### Data for the task ###
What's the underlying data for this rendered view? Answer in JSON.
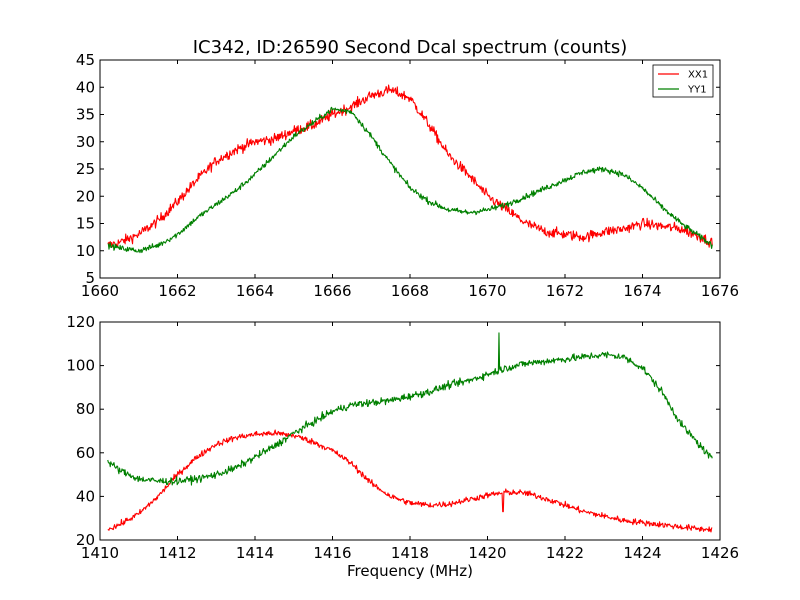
{
  "colors": {
    "XX1": "#ff0000",
    "YY1": "#008000",
    "background": "#ffffff",
    "axes": "#000000"
  },
  "chart_data": [
    {
      "type": "line",
      "title": "IC342, ID:26590 Second Dcal spectrum (counts)",
      "xlabel": "",
      "ylabel": "",
      "xlim": [
        1660,
        1676
      ],
      "ylim": [
        5,
        45
      ],
      "xticks": [
        1660,
        1662,
        1664,
        1666,
        1668,
        1670,
        1672,
        1674,
        1676
      ],
      "yticks": [
        5,
        10,
        15,
        20,
        25,
        30,
        35,
        40,
        45
      ],
      "legend": {
        "placement": "top-right",
        "entries": [
          "XX1",
          "YY1"
        ]
      },
      "grid": false,
      "noise": {
        "x": 0.016,
        "XX1": 0.9,
        "YY1": 0.5
      },
      "series": [
        {
          "name": "XX1",
          "color": "#ff0000",
          "x": [
            1660.2,
            1660.5,
            1661,
            1661.5,
            1662,
            1662.5,
            1663,
            1663.5,
            1664,
            1664.5,
            1665,
            1665.5,
            1666,
            1666.5,
            1667,
            1667.5,
            1668,
            1668.5,
            1669,
            1669.5,
            1670,
            1670.5,
            1671,
            1671.5,
            1672,
            1672.5,
            1673,
            1673.5,
            1674,
            1674.5,
            1675,
            1675.5,
            1675.8
          ],
          "y": [
            11,
            11.5,
            13,
            15.5,
            19,
            23,
            26.5,
            28.5,
            30,
            30.5,
            32,
            33,
            35,
            36.5,
            38.5,
            39.5,
            38,
            33,
            27.5,
            24,
            20,
            17.5,
            15,
            13.5,
            13,
            12.5,
            13.5,
            14,
            15,
            14.5,
            14,
            12.5,
            11.5
          ]
        },
        {
          "name": "YY1",
          "color": "#008000",
          "x": [
            1660.2,
            1660.5,
            1661,
            1661.5,
            1662,
            1662.5,
            1663,
            1663.5,
            1664,
            1664.5,
            1665,
            1665.5,
            1666,
            1666.5,
            1667,
            1667.5,
            1668,
            1668.5,
            1669,
            1669.5,
            1670,
            1670.5,
            1671,
            1671.5,
            1672,
            1672.5,
            1673,
            1673.5,
            1674,
            1674.5,
            1675,
            1675.5,
            1675.8
          ],
          "y": [
            11,
            10.5,
            10,
            11,
            13,
            16,
            18.5,
            21,
            24,
            27.5,
            31,
            33.5,
            36,
            35.5,
            31,
            26,
            21.5,
            19,
            17.5,
            17,
            17.5,
            18.5,
            20,
            21.5,
            23,
            24.5,
            25,
            24,
            21.5,
            18,
            15,
            12.5,
            11
          ]
        }
      ]
    },
    {
      "type": "line",
      "title": "",
      "xlabel": "Frequency (MHz)",
      "ylabel": "",
      "xlim": [
        1410,
        1426
      ],
      "ylim": [
        20,
        120
      ],
      "xticks": [
        1410,
        1412,
        1414,
        1416,
        1418,
        1420,
        1422,
        1424,
        1426
      ],
      "yticks": [
        20,
        40,
        60,
        80,
        100,
        120
      ],
      "grid": false,
      "noise": {
        "x": 0.016,
        "XX1": 1.3,
        "YY1": 1.6
      },
      "spikes": [
        {
          "series": "YY1",
          "x": 1420.3,
          "y": 115
        },
        {
          "series": "XX1",
          "x": 1420.4,
          "y": 33
        }
      ],
      "series": [
        {
          "name": "XX1",
          "color": "#ff0000",
          "x": [
            1410.2,
            1410.5,
            1411,
            1411.5,
            1412,
            1412.5,
            1413,
            1413.5,
            1414,
            1414.5,
            1415,
            1415.5,
            1416,
            1416.5,
            1417,
            1417.5,
            1418,
            1418.5,
            1419,
            1419.5,
            1420,
            1420.5,
            1421,
            1421.5,
            1422,
            1422.5,
            1423,
            1423.5,
            1424,
            1424.5,
            1425,
            1425.5,
            1425.8
          ],
          "y": [
            25,
            27,
            32,
            40,
            50,
            58,
            64,
            67,
            68.5,
            69,
            68,
            65,
            61,
            55,
            46,
            40,
            37,
            36,
            36.5,
            38.5,
            40.5,
            42,
            41.5,
            39,
            36,
            33,
            31,
            29,
            28,
            27,
            26,
            25,
            25
          ]
        },
        {
          "name": "YY1",
          "color": "#008000",
          "x": [
            1410.2,
            1410.5,
            1411,
            1411.5,
            1412,
            1412.5,
            1413,
            1413.5,
            1414,
            1414.5,
            1415,
            1415.5,
            1416,
            1416.5,
            1417,
            1417.5,
            1418,
            1418.5,
            1419,
            1419.5,
            1420,
            1420.5,
            1421,
            1421.5,
            1422,
            1422.5,
            1423,
            1423.5,
            1424,
            1424.5,
            1425,
            1425.5,
            1425.8
          ],
          "y": [
            56,
            52,
            48,
            47,
            47,
            48,
            50,
            53,
            58,
            63,
            69,
            74,
            79,
            82,
            83,
            84,
            86,
            88,
            91,
            93,
            96,
            99,
            101,
            102,
            103,
            104,
            105,
            104,
            99,
            88,
            73,
            63,
            57
          ]
        }
      ]
    }
  ]
}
###
Task brief: Every line of the data should be copied as it stands, without the images.

Exercise answer:
What's the underlying data for this rendered view? Answer in JSON.
{
  "colors": {
    "XX1": "#ff0000",
    "YY1": "#008000",
    "background": "#ffffff",
    "axes": "#000000"
  },
  "chart_data": [
    {
      "type": "line",
      "title": "IC342, ID:26590 Second Dcal spectrum (counts)",
      "xlabel": "",
      "ylabel": "",
      "xlim": [
        1660,
        1676
      ],
      "ylim": [
        5,
        45
      ],
      "xticks": [
        1660,
        1662,
        1664,
        1666,
        1668,
        1670,
        1672,
        1674,
        1676
      ],
      "yticks": [
        5,
        10,
        15,
        20,
        25,
        30,
        35,
        40,
        45
      ],
      "legend": {
        "placement": "top-right",
        "entries": [
          "XX1",
          "YY1"
        ]
      },
      "grid": false,
      "noise": {
        "x": 0.016,
        "XX1": 0.9,
        "YY1": 0.5
      },
      "series": [
        {
          "name": "XX1",
          "color": "#ff0000",
          "x": [
            1660.2,
            1660.5,
            1661,
            1661.5,
            1662,
            1662.5,
            1663,
            1663.5,
            1664,
            1664.5,
            1665,
            1665.5,
            1666,
            1666.5,
            1667,
            1667.5,
            1668,
            1668.5,
            1669,
            1669.5,
            1670,
            1670.5,
            1671,
            1671.5,
            1672,
            1672.5,
            1673,
            1673.5,
            1674,
            1674.5,
            1675,
            1675.5,
            1675.8
          ],
          "y": [
            11,
            11.5,
            13,
            15.5,
            19,
            23,
            26.5,
            28.5,
            30,
            30.5,
            32,
            33,
            35,
            36.5,
            38.5,
            39.5,
            38,
            33,
            27.5,
            24,
            20,
            17.5,
            15,
            13.5,
            13,
            12.5,
            13.5,
            14,
            15,
            14.5,
            14,
            12.5,
            11.5
          ]
        },
        {
          "name": "YY1",
          "color": "#008000",
          "x": [
            1660.2,
            1660.5,
            1661,
            1661.5,
            1662,
            1662.5,
            1663,
            1663.5,
            1664,
            1664.5,
            1665,
            1665.5,
            1666,
            1666.5,
            1667,
            1667.5,
            1668,
            1668.5,
            1669,
            1669.5,
            1670,
            1670.5,
            1671,
            1671.5,
            1672,
            1672.5,
            1673,
            1673.5,
            1674,
            1674.5,
            1675,
            1675.5,
            1675.8
          ],
          "y": [
            11,
            10.5,
            10,
            11,
            13,
            16,
            18.5,
            21,
            24,
            27.5,
            31,
            33.5,
            36,
            35.5,
            31,
            26,
            21.5,
            19,
            17.5,
            17,
            17.5,
            18.5,
            20,
            21.5,
            23,
            24.5,
            25,
            24,
            21.5,
            18,
            15,
            12.5,
            11
          ]
        }
      ]
    },
    {
      "type": "line",
      "title": "",
      "xlabel": "Frequency (MHz)",
      "ylabel": "",
      "xlim": [
        1410,
        1426
      ],
      "ylim": [
        20,
        120
      ],
      "xticks": [
        1410,
        1412,
        1414,
        1416,
        1418,
        1420,
        1422,
        1424,
        1426
      ],
      "yticks": [
        20,
        40,
        60,
        80,
        100,
        120
      ],
      "grid": false,
      "noise": {
        "x": 0.016,
        "XX1": 1.3,
        "YY1": 1.6
      },
      "spikes": [
        {
          "series": "YY1",
          "x": 1420.3,
          "y": 115
        },
        {
          "series": "XX1",
          "x": 1420.4,
          "y": 33
        }
      ],
      "series": [
        {
          "name": "XX1",
          "color": "#ff0000",
          "x": [
            1410.2,
            1410.5,
            1411,
            1411.5,
            1412,
            1412.5,
            1413,
            1413.5,
            1414,
            1414.5,
            1415,
            1415.5,
            1416,
            1416.5,
            1417,
            1417.5,
            1418,
            1418.5,
            1419,
            1419.5,
            1420,
            1420.5,
            1421,
            1421.5,
            1422,
            1422.5,
            1423,
            1423.5,
            1424,
            1424.5,
            1425,
            1425.5,
            1425.8
          ],
          "y": [
            25,
            27,
            32,
            40,
            50,
            58,
            64,
            67,
            68.5,
            69,
            68,
            65,
            61,
            55,
            46,
            40,
            37,
            36,
            36.5,
            38.5,
            40.5,
            42,
            41.5,
            39,
            36,
            33,
            31,
            29,
            28,
            27,
            26,
            25,
            25
          ]
        },
        {
          "name": "YY1",
          "color": "#008000",
          "x": [
            1410.2,
            1410.5,
            1411,
            1411.5,
            1412,
            1412.5,
            1413,
            1413.5,
            1414,
            1414.5,
            1415,
            1415.5,
            1416,
            1416.5,
            1417,
            1417.5,
            1418,
            1418.5,
            1419,
            1419.5,
            1420,
            1420.5,
            1421,
            1421.5,
            1422,
            1422.5,
            1423,
            1423.5,
            1424,
            1424.5,
            1425,
            1425.5,
            1425.8
          ],
          "y": [
            56,
            52,
            48,
            47,
            47,
            48,
            50,
            53,
            58,
            63,
            69,
            74,
            79,
            82,
            83,
            84,
            86,
            88,
            91,
            93,
            96,
            99,
            101,
            102,
            103,
            104,
            105,
            104,
            99,
            88,
            73,
            63,
            57
          ]
        }
      ]
    }
  ]
}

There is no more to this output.